* begin Extracted entries *

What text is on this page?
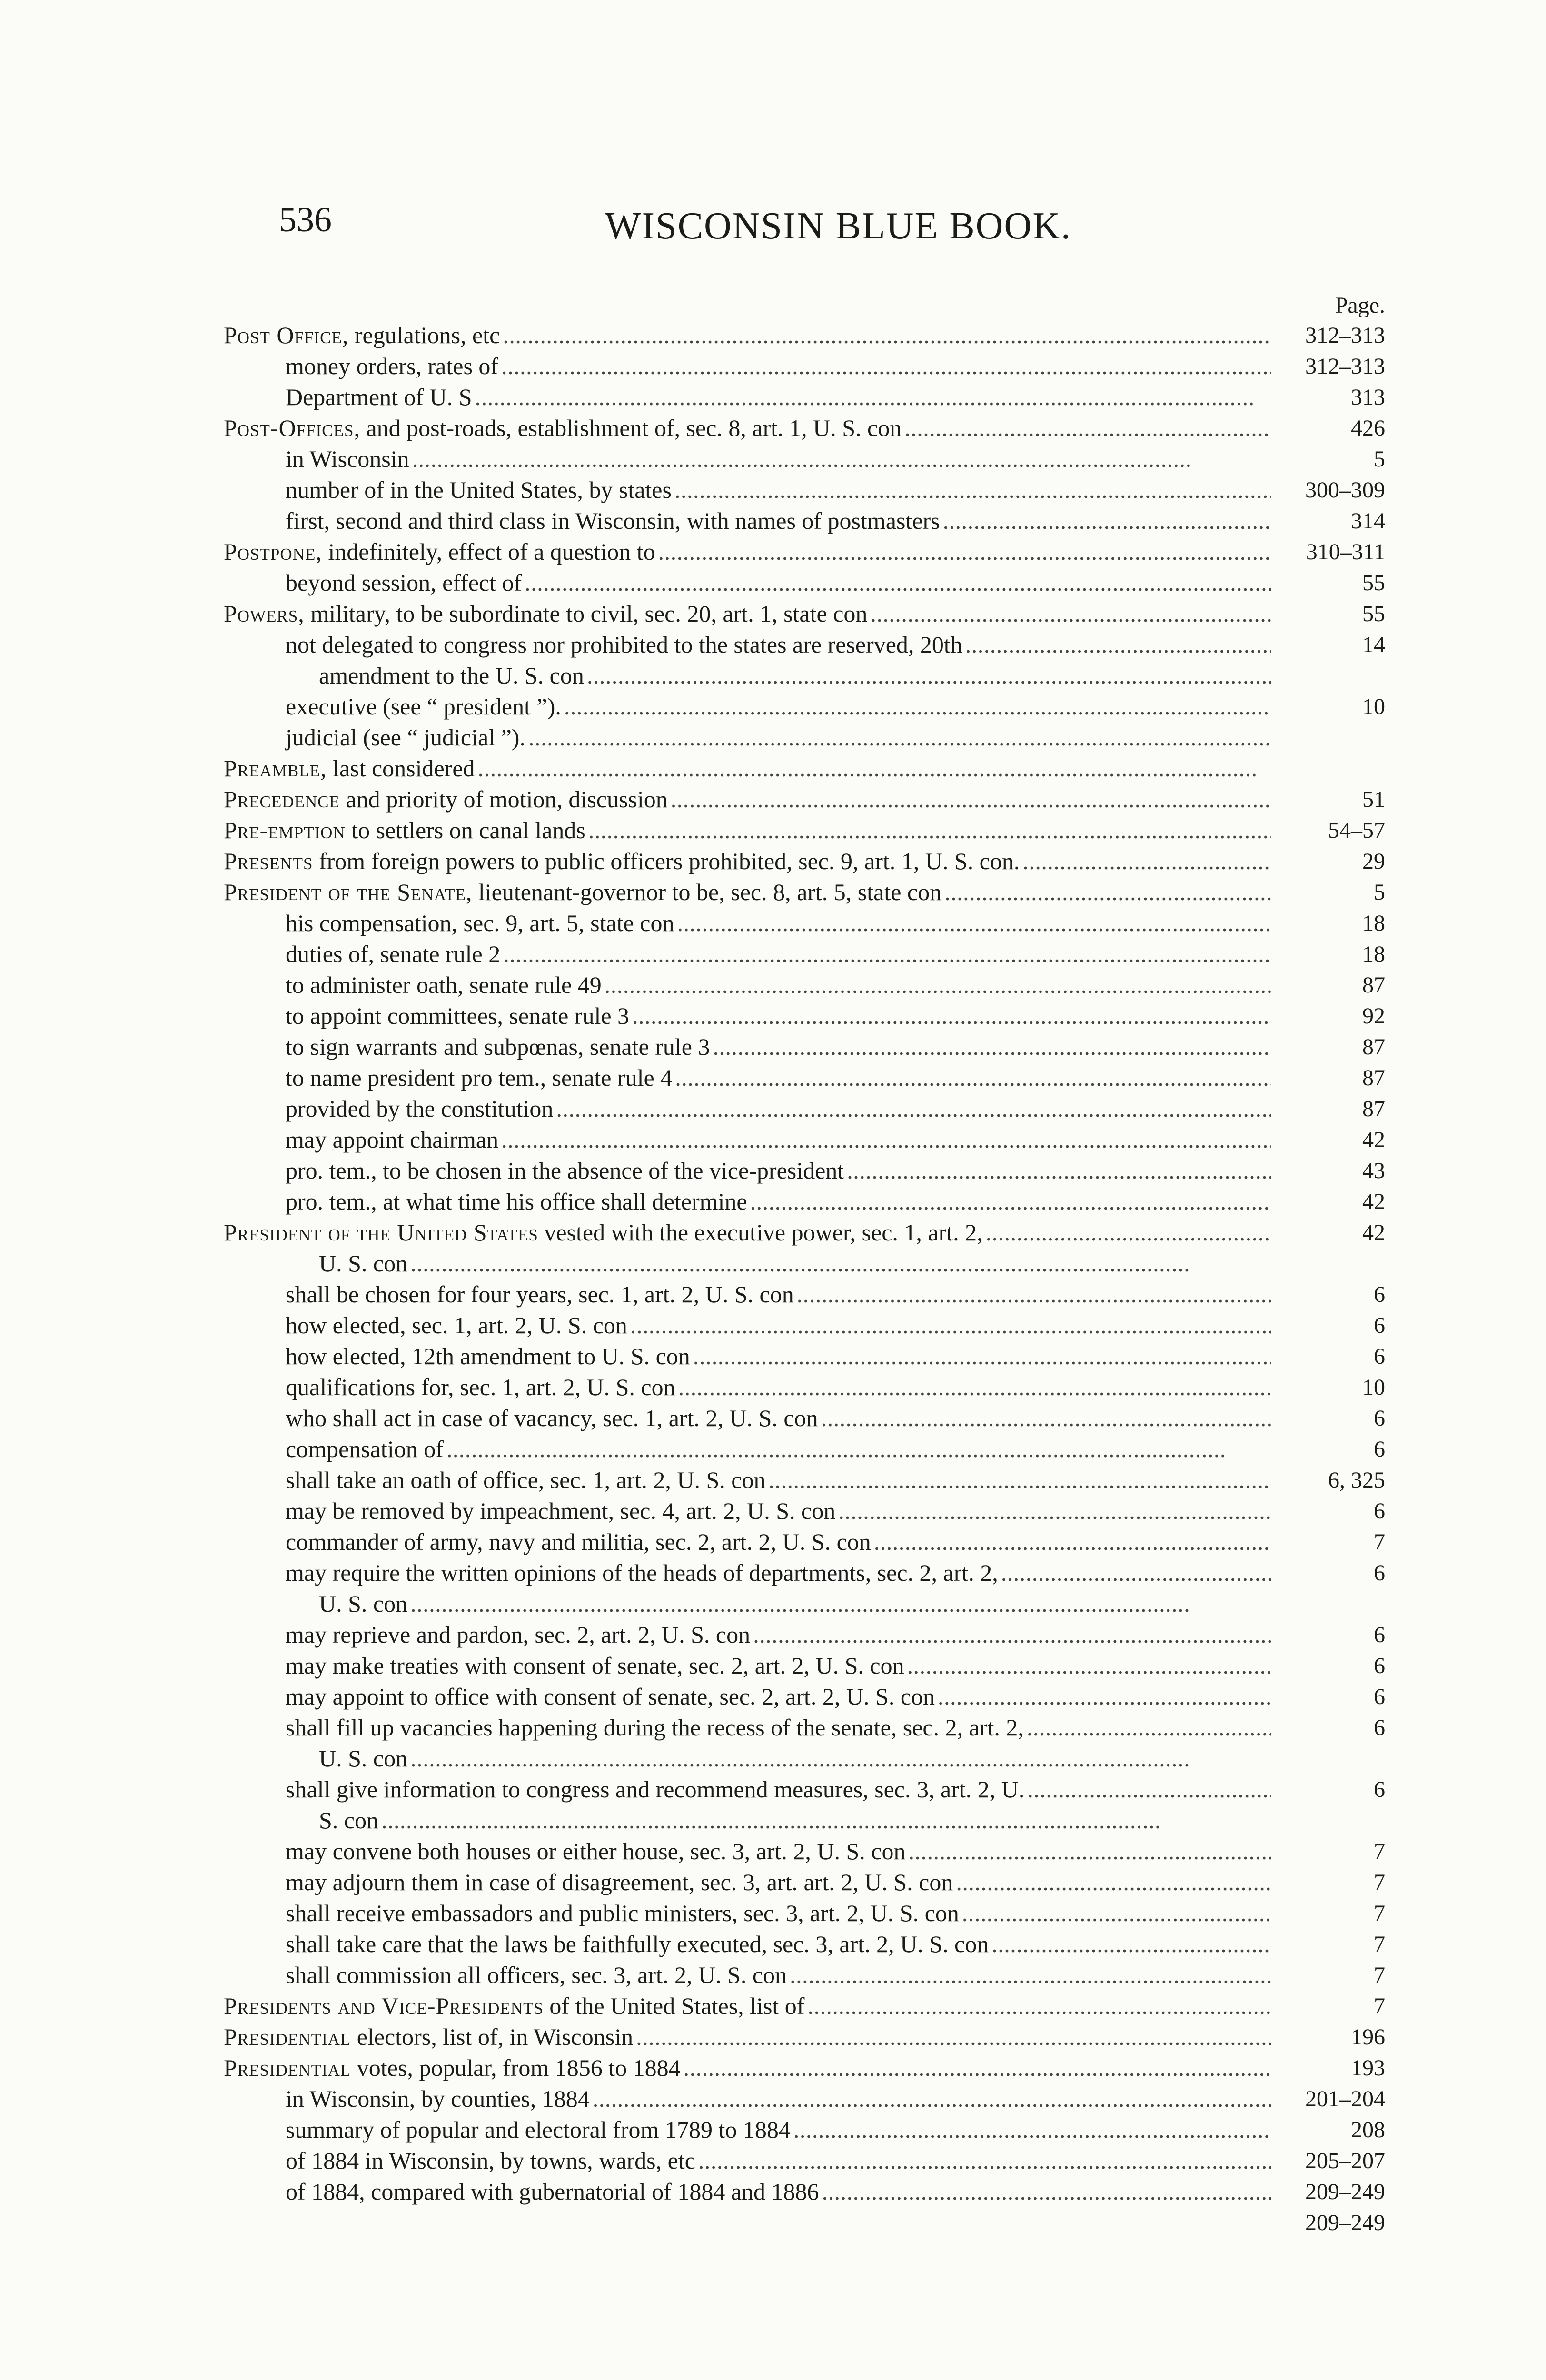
536	WISCONSIN BLUE BOOK.
Page.
Post Office, regulations, etc . . .	312–313
money orders, rates of . . .	312–313
Department of U. S . . .	313
Post-Offices, and post-roads, establishment of, sec. 8, art. 1, U. S. con . . .	426
in Wisconsin . . .	5
number of in the United States, by states . . .	300–309
first, second and third class in Wisconsin, with names of postmasters . . .	314
Postpone, indefinitely, effect of a question to . . .	310–311
beyond session, effect of . . .	55
Powers, military, to be subordinate to civil, sec. 20, art. 1, state con . . .	55
not delegated to congress nor prohibited to the states are reserved, 20th . . .	14
amendment to the U. S. con
. . .
executive (see “ president ”). . . .	10
judicial (see “ judicial ”).
. . .
Preamble, last considered
. . .
Precedence and priority of motion, discussion . . .	51
Pre-emption to settlers on canal lands . . .	54–57
Presents from foreign powers to public officers prohibited, sec. 9, art. 1, U. S. con. . . .	29
President of the Senate, lieutenant-governor to be, sec. 8, art. 5, state con . . .	5
his compensation, sec. 9, art. 5, state con . . .	18
duties of, senate rule 2 . . .	18
to administer oath, senate rule 49 . . .	87
to appoint committees, senate rule 3 . . .	92
to sign warrants and subpœnas, senate rule 3 . . .	87
to name president pro tem., senate rule 4 . . .	87
provided by the constitution . . .	87
may appoint chairman . . .	42
pro. tem., to be chosen in the absence of the vice-president . . .	43
pro. tem., at what time his office shall determine . . .	42
President of the United States vested with the executive power, sec. 1, art. 2, . . .	42
U. S. con
. . .
shall be chosen for four years, sec. 1, art. 2, U. S. con . . .	6
how elected, sec. 1, art. 2, U. S. con . . .	6
how elected, 12th amendment to U. S. con . . .	6
qualifications for, sec. 1, art. 2, U. S. con . . .	10
who shall act in case of vacancy, sec. 1, art. 2, U. S. con . . .	6
compensation of . . .	6
shall take an oath of office, sec. 1, art. 2, U. S. con . . .	6, 325
may be removed by impeachment, sec. 4, art. 2, U. S. con . . .	6
commander of army, navy and militia, sec. 2, art. 2, U. S. con . . .	7
may require the written opinions of the heads of departments, sec. 2, art. 2, . . .	6
U. S. con
. . .
may reprieve and pardon, sec. 2, art. 2, U. S. con . . .	6
may make treaties with consent of senate, sec. 2, art. 2, U. S. con . . .	6
may appoint to office with consent of senate, sec. 2, art. 2, U. S. con . . .	6
shall fill up vacancies happening during the recess of the senate, sec. 2, art. 2, . . .	6
U. S. con
. . .
shall give information to congress and recommend measures, sec. 3, art. 2, U. . . .	6
S. con
. . .
may convene both houses or either house, sec. 3, art. 2, U. S. con . . .	7
may adjourn them in case of disagreement, sec. 3, art. art. 2, U. S. con . . .	7
shall receive embassadors and public ministers, sec. 3, art. 2, U. S. con . . .	7
shall take care that the laws be faithfully executed, sec. 3, art. 2, U. S. con . . .	7
shall commission all officers, sec. 3, art. 2, U. S. con . . .	7
Presidents and Vice-Presidents of the United States, list of . . .	7
Presidential electors, list of, in Wisconsin . . .	196
Presidential votes, popular, from 1856 to 1884 . . .	193
in Wisconsin, by counties, 1884 . . .	201–204
summary of popular and electoral from 1789 to 1884 . . .	208
of 1884 in Wisconsin, by towns, wards, etc . . .	205–207
of 1884, compared with gubernatorial of 1884 and 1886 . . .	209–249
209–249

* end Extracted entries *

= Task brief =
Copy out all of the data word for word. Do not carry over any picture.

= Reply to the exercise =
What text is on this page?
536	WISCONSIN BLUE BOOK.
Page.
Post Office, regulations, etc . . .	312–313
money orders, rates of . . .	312–313
Department of U. S . . .	313
Post-Offices, and post-roads, establishment of, sec. 8, art. 1, U. S. con . . .	426
in Wisconsin . . .	5
number of in the United States, by states . . .	300–309
first, second and third class in Wisconsin, with names of postmasters . . .	314
Postpone, indefinitely, effect of a question to . . .	310–311
beyond session, effect of . . .	55
Powers, military, to be subordinate to civil, sec. 20, art. 1, state con . . .	55
not delegated to congress nor prohibited to the states are reserved, 20th . . .	14
amendment to the U. S. con
. . .
executive (see “ president ”). . . .	10
judicial (see “ judicial ”).
. . .
Preamble, last considered
. . .
Precedence and priority of motion, discussion . . .	51
Pre-emption to settlers on canal lands . . .	54–57
Presents from foreign powers to public officers prohibited, sec. 9, art. 1, U. S. con. . . .	29
President of the Senate, lieutenant-governor to be, sec. 8, art. 5, state con . . .	5
his compensation, sec. 9, art. 5, state con . . .	18
duties of, senate rule 2 . . .	18
to administer oath, senate rule 49 . . .	87
to appoint committees, senate rule 3 . . .	92
to sign warrants and subpœnas, senate rule 3 . . .	87
to name president pro tem., senate rule 4 . . .	87
provided by the constitution . . .	87
may appoint chairman . . .	42
pro. tem., to be chosen in the absence of the vice-president . . .	43
pro. tem., at what time his office shall determine . . .	42
President of the United States vested with the executive power, sec. 1, art. 2, . . .	42
U. S. con
. . .
shall be chosen for four years, sec. 1, art. 2, U. S. con . . .	6
how elected, sec. 1, art. 2, U. S. con . . .	6
how elected, 12th amendment to U. S. con . . .	6
qualifications for, sec. 1, art. 2, U. S. con . . .	10
who shall act in case of vacancy, sec. 1, art. 2, U. S. con . . .	6
compensation of . . .	6
shall take an oath of office, sec. 1, art. 2, U. S. con . . .	6, 325
may be removed by impeachment, sec. 4, art. 2, U. S. con . . .	6
commander of army, navy and militia, sec. 2, art. 2, U. S. con . . .	7
may require the written opinions of the heads of departments, sec. 2, art. 2, . . .	6
U. S. con
. . .
may reprieve and pardon, sec. 2, art. 2, U. S. con . . .	6
may make treaties with consent of senate, sec. 2, art. 2, U. S. con . . .	6
may appoint to office with consent of senate, sec. 2, art. 2, U. S. con . . .	6
shall fill up vacancies happening during the recess of the senate, sec. 2, art. 2, . . .	6
U. S. con
. . .
shall give information to congress and recommend measures, sec. 3, art. 2, U. . . .	6
S. con
. . .
may convene both houses or either house, sec. 3, art. 2, U. S. con . . .	7
may adjourn them in case of disagreement, sec. 3, art. art. 2, U. S. con . . .	7
shall receive embassadors and public ministers, sec. 3, art. 2, U. S. con . . .	7
shall take care that the laws be faithfully executed, sec. 3, art. 2, U. S. con . . .	7
shall commission all officers, sec. 3, art. 2, U. S. con . . .	7
Presidents and Vice-Presidents of the United States, list of . . .	7
Presidential electors, list of, in Wisconsin . . .	196
Presidential votes, popular, from 1856 to 1884 . . .	193
in Wisconsin, by counties, 1884 . . .	201–204
summary of popular and electoral from 1789 to 1884 . . .	208
of 1884 in Wisconsin, by towns, wards, etc . . .	205–207
of 1884, compared with gubernatorial of 1884 and 1886 . . .	209–249
209–249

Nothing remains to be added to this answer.